» Exercise
Print out every line, exactly as written.

────

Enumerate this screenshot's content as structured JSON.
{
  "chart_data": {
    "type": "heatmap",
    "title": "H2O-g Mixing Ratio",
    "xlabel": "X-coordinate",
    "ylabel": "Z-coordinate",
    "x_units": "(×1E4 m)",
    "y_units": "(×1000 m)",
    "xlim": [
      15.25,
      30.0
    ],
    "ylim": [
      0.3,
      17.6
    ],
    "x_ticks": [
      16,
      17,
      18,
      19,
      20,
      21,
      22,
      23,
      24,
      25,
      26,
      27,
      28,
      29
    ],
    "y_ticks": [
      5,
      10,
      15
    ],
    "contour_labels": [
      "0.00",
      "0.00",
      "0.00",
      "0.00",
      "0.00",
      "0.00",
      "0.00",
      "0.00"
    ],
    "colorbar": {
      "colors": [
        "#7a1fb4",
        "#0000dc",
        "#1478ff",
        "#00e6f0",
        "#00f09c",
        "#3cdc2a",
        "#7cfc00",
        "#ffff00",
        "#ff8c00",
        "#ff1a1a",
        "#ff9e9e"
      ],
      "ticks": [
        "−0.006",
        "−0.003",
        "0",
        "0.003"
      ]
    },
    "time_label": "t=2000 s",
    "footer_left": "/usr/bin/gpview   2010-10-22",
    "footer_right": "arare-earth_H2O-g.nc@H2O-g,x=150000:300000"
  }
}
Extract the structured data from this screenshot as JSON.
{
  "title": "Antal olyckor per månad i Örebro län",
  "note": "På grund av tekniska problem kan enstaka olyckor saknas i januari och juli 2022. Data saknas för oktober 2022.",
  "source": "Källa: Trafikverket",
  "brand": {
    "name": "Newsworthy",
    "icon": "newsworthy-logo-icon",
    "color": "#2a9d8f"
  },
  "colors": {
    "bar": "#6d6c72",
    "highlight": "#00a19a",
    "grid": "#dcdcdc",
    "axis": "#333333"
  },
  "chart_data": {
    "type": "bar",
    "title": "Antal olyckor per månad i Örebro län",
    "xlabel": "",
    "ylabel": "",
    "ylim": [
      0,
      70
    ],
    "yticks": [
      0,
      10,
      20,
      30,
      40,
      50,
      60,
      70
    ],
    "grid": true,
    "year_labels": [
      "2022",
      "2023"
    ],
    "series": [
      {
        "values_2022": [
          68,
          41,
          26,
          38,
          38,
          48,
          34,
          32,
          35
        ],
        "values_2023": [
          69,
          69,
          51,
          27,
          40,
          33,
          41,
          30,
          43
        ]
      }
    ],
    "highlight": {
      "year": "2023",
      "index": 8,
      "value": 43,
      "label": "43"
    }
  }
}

────

» Written answer
Enumerate this screenshot's content as structured JSON.
{
  "chart_data": {
    "type": "heatmap",
    "title": "H2O-g Mixing Ratio",
    "xlabel": "X-coordinate",
    "ylabel": "Z-coordinate",
    "x_units": "(×1E4 m)",
    "y_units": "(×1000 m)",
    "xlim": [
      15.25,
      30.0
    ],
    "ylim": [
      0.3,
      17.6
    ],
    "x_ticks": [
      16,
      17,
      18,
      19,
      20,
      21,
      22,
      23,
      24,
      25,
      26,
      27,
      28,
      29
    ],
    "y_ticks": [
      5,
      10,
      15
    ],
    "contour_labels": [
      "0.00",
      "0.00",
      "0.00",
      "0.00",
      "0.00",
      "0.00",
      "0.00",
      "0.00"
    ],
    "colorbar": {
      "colors": [
        "#7a1fb4",
        "#0000dc",
        "#1478ff",
        "#00e6f0",
        "#00f09c",
        "#3cdc2a",
        "#7cfc00",
        "#ffff00",
        "#ff8c00",
        "#ff1a1a",
        "#ff9e9e"
      ],
      "ticks": [
        "−0.006",
        "−0.003",
        "0",
        "0.003"
      ]
    },
    "time_label": "t=2000 s",
    "footer_left": "/usr/bin/gpview   2010-10-22",
    "footer_right": "arare-earth_H2O-g.nc@H2O-g,x=150000:300000"
  }
}
Extract the structured data from this screenshot as JSON.
{
  "title": "Antal olyckor per månad i Örebro län",
  "note": "På grund av tekniska problem kan enstaka olyckor saknas i januari och juli 2022. Data saknas för oktober 2022.",
  "source": "Källa: Trafikverket",
  "brand": {
    "name": "Newsworthy",
    "icon": "newsworthy-logo-icon",
    "color": "#2a9d8f"
  },
  "colors": {
    "bar": "#6d6c72",
    "highlight": "#00a19a",
    "grid": "#dcdcdc",
    "axis": "#333333"
  },
  "chart_data": {
    "type": "bar",
    "title": "Antal olyckor per månad i Örebro län",
    "xlabel": "",
    "ylabel": "",
    "ylim": [
      0,
      70
    ],
    "yticks": [
      0,
      10,
      20,
      30,
      40,
      50,
      60,
      70
    ],
    "grid": true,
    "year_labels": [
      "2022",
      "2023"
    ],
    "series": [
      {
        "values_2022": [
          68,
          41,
          26,
          38,
          38,
          48,
          34,
          32,
          35
        ],
        "values_2023": [
          69,
          69,
          51,
          27,
          40,
          33,
          41,
          30,
          43
        ]
      }
    ],
    "highlight": {
      "year": "2023",
      "index": 8,
      "value": 43,
      "label": "43"
    }
  }
}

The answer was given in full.